→ **The exercise**:
Repeat the whole of the data, keeping every detail the same.

[Items from a figure collection]

========

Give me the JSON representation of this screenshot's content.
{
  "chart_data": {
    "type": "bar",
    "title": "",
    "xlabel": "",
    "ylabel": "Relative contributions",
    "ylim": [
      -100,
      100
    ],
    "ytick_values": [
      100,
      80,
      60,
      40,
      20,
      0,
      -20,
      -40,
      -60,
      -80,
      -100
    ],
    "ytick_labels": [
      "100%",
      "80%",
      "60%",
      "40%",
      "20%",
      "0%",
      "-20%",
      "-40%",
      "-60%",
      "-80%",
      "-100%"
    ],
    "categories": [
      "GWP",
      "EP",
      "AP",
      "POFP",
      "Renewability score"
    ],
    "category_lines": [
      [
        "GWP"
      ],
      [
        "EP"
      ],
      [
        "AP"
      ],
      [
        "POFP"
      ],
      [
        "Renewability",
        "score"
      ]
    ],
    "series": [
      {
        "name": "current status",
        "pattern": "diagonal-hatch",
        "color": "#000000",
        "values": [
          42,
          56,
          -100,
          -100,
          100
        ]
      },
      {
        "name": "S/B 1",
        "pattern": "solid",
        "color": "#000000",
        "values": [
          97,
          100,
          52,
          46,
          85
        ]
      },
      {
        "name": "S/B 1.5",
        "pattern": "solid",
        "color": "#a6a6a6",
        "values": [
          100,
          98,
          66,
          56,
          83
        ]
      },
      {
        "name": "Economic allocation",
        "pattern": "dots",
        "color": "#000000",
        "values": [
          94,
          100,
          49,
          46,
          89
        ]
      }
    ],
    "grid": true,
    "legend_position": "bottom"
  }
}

========

→ **Completed exercise**:
Give me the JSON representation of this screenshot's content.
{
  "chart_data": {
    "type": "bar",
    "title": "",
    "xlabel": "",
    "ylabel": "Relative contributions",
    "ylim": [
      -100,
      100
    ],
    "ytick_values": [
      100,
      80,
      60,
      40,
      20,
      0,
      -20,
      -40,
      -60,
      -80,
      -100
    ],
    "ytick_labels": [
      "100%",
      "80%",
      "60%",
      "40%",
      "20%",
      "0%",
      "-20%",
      "-40%",
      "-60%",
      "-80%",
      "-100%"
    ],
    "categories": [
      "GWP",
      "EP",
      "AP",
      "POFP",
      "Renewability score"
    ],
    "category_lines": [
      [
        "GWP"
      ],
      [
        "EP"
      ],
      [
        "AP"
      ],
      [
        "POFP"
      ],
      [
        "Renewability",
        "score"
      ]
    ],
    "series": [
      {
        "name": "current status",
        "pattern": "diagonal-hatch",
        "color": "#000000",
        "values": [
          42,
          56,
          -100,
          -100,
          100
        ]
      },
      {
        "name": "S/B 1",
        "pattern": "solid",
        "color": "#000000",
        "values": [
          97,
          100,
          52,
          46,
          85
        ]
      },
      {
        "name": "S/B 1.5",
        "pattern": "solid",
        "color": "#a6a6a6",
        "values": [
          100,
          98,
          66,
          56,
          83
        ]
      },
      {
        "name": "Economic allocation",
        "pattern": "dots",
        "color": "#000000",
        "values": [
          94,
          100,
          49,
          46,
          89
        ]
      }
    ],
    "grid": true,
    "legend_position": "bottom"
  }
}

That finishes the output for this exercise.